- _Trecho selecionado_
Em concordância com outros estudos, a obesidade
está relacionada com um chance maior de câncer da tireoide, porem não conseguimos obter um significância
estatística e sim uma tendência. Possivelmente um estudo com maior número de casos possa demonstrar essa
relação.
Apesar dos dados de literatura associarem a presença de anticorpos antitireoidianos com o câncer da tireoide, o presente estudo não demonstrou essa relação. Em
parte isso pode ter sido causado pela perda significativa
de pacientes, sem coleta adequada no pré operatório.
Porem essa relação pode realmente não existir de forma
significante.

- _Como executar_
Retome o trecho sobre câncer da tireoide, obesidade e anticorpos antitireoidianos logo após a última frase e dê continuidade ao texto. As entradas não têm nenhum papel nesta atividade.

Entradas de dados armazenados

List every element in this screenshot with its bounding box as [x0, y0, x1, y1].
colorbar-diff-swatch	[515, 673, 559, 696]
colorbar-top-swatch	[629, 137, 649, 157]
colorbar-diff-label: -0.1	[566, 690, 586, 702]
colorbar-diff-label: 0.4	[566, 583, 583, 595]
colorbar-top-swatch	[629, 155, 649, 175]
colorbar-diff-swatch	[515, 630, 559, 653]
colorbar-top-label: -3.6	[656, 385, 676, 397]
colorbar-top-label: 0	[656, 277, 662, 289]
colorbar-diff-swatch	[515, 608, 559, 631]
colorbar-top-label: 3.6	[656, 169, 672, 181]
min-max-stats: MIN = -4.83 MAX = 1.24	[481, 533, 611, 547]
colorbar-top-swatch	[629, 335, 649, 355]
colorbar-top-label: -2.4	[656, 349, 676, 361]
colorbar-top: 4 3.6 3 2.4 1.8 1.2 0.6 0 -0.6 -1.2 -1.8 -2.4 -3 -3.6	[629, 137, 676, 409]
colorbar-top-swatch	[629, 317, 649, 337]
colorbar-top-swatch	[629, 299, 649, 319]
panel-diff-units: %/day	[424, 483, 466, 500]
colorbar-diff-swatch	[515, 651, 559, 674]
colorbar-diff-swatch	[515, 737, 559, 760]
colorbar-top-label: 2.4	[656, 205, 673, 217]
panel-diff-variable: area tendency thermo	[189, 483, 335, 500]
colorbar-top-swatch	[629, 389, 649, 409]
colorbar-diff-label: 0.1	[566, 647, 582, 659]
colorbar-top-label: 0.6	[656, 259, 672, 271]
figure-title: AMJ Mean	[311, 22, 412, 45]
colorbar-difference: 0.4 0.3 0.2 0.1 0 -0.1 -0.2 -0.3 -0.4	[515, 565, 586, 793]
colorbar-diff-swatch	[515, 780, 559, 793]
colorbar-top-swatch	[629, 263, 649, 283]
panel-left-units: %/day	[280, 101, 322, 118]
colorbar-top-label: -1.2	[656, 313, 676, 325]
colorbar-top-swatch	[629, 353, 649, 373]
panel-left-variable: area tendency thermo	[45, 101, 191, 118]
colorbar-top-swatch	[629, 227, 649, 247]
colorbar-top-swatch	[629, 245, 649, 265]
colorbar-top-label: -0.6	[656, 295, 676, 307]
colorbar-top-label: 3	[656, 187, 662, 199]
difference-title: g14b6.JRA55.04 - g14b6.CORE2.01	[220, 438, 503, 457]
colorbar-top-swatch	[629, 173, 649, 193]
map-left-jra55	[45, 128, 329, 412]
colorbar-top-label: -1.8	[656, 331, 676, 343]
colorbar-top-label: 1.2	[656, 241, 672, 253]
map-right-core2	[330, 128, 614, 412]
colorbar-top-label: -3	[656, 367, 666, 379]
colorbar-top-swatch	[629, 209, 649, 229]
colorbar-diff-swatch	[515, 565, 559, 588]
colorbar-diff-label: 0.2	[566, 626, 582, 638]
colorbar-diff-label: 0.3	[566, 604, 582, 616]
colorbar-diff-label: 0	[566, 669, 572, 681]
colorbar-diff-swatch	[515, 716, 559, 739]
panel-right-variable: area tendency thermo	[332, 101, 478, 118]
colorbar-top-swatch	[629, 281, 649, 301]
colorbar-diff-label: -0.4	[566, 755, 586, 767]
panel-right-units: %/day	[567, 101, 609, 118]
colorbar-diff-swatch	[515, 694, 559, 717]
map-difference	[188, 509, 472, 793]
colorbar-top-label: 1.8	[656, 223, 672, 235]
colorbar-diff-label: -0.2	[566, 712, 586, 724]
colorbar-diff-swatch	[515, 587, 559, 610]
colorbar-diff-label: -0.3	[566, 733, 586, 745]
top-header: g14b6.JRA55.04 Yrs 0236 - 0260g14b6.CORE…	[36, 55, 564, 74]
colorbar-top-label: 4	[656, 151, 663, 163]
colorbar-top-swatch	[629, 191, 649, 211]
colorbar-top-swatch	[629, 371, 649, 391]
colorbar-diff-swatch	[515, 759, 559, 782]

- _Seção de resposta_
A análise de pacientes com imunossupressão não
teve relação com o câncer bem diferenciado em nossa casuística. Isso pode ter sido causado por um viés
de seleção (diferentes tipos de imunossupressão foram
avaliados em conjunto). Talvez estudo dirigido a uma
patologia específica (Eg. Ca mama) possa apresentar
resultados diferentes.
CONCLUSÃO
O estudo não verificou relevância estatística de tabagismo, etilismo, sexo, imunossupressão, IMC e presença de anticorpos anti-tireoidianos como fatores de risco
para o câncer bem diferenciado da tireoide.
Em nossa casuística a proporção de câncer bem diferenciado da tireoide foi maior em pacientes jovens.